§ STATED TASK:
Below are the records; copy each line in them that holds the word "meta".

§ DATASET EXCERPTS:
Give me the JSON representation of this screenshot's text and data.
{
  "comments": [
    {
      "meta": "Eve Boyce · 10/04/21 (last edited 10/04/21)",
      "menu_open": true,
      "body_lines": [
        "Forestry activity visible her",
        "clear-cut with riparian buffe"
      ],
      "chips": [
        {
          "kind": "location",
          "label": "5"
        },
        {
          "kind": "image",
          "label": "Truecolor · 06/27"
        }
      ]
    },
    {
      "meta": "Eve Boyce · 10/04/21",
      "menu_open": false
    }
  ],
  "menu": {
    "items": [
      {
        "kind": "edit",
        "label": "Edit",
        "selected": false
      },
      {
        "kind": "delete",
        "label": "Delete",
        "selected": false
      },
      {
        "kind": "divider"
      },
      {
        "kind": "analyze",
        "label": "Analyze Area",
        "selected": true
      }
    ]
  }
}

§ REPLY:
      "meta": "Eve Boyce · 10/04/21 (last edited 10/04/21)",
      "meta": "Eve Boyce · 10/04/21",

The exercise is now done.